§ **Written request**: Look through the material and tally each line bearing the word "Zuck". Give only the total.

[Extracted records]
================================
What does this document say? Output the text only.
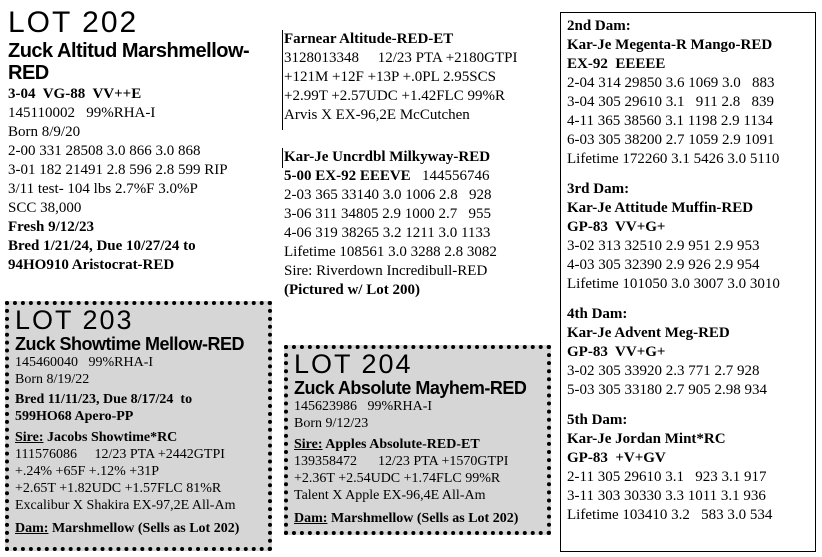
LOT 202
Zuck Altitud Marshmellow-RED
3-04  VG-88  VV++E
145110002   99%RHA-I
Born 8/9/20
2-00 331 28508 3.0 866 3.0 868
3-01 182 21491 2.8 596 2.8 599 RIP
3/11 test- 104 lbs 2.7%F 3.0%P
SCC 38,000
Fresh 9/12/23
Bred 1/21/24, Due 10/27/24 to
94HO910 Aristocrat-RED
Farnear Altitude-RED-ET
3128013348     12/23 PTA +2180GTPI
+121M +12F +13P +.0PL 2.95SCS
+2.99T +2.57UDC +1.42FLC 99%R
Arvis X EX-96,2E McCutchen
Kar-Je Uncrdbl Milkyway-RED
5-00 EX-92 EEEVE   144556746
2-03 365 33140 3.0 1006 2.8   928
3-06 311 34805 2.9 1000 2.7   955
4-06 319 38265 3.2 1211 3.0 1133
Lifetime 108561 3.0 3288 2.8 3082
Sire: Riverdown Incredibull-RED
(Pictured w/ Lot 200)
2nd Dam:
Kar-Je Megenta-R Mango-RED
EX-92  EEEEE
2-04 314 29850 3.6 1069 3.0   883
3-04 305 29610 3.1   911 2.8   839
4-11 365 38560 3.1 1198 2.9 1134
6-03 305 38200 2.7 1059 2.9 1091
Lifetime 172260 3.1 5426 3.0 5110
3rd Dam:
Kar-Je Attitude Muffin-RED
GP-83  VV+G+
3-02 313 32510 2.9 951 2.9 953
4-03 305 32390 2.9 926 2.9 954
Lifetime 101050 3.0 3007 3.0 3010
4th Dam:
Kar-Je Advent Meg-RED
GP-83  VV+G+
3-02 305 33920 2.3 771 2.7 928
5-03 305 33180 2.7 905 2.98 934
5th Dam:
Kar-Je Jordan Mint*RC
GP-83  +V+GV
2-11 305 29610 3.1   923 3.1 917
3-11 303 30330 3.3 1011 3.1 936
Lifetime 103410 3.2   583 3.0 534
LOT 203
Zuck Showtime Mellow-RED
145460040   99%RHA-I
Born 8/19/22
Bred 11/11/23, Due 8/17/24  to
599HO68 Apero-PP
Sire: Jacobs Showtime*RC
111576086     12/23 PTA +2442GTPI
+.24% +65F +.12% +31P
+2.65T +1.82UDC +1.57FLC 81%R
Excalibur X Shakira EX-97,2E All-Am
Dam: Marshmellow (Sells as Lot 202)
LOT 204
Zuck Absolute Mayhem-RED
145623986   99%RHA-I
Born 9/12/23
Sire: Apples Absolute-RED-ET
139358472      12/23 PTA +1570GTPI
+2.36T +2.54UDC +1.74FLC 99%R
Talent X Apple EX-96,4E All-Am
Dam: Marshmellow (Sells as Lot 202)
================================
§ **The output**: 3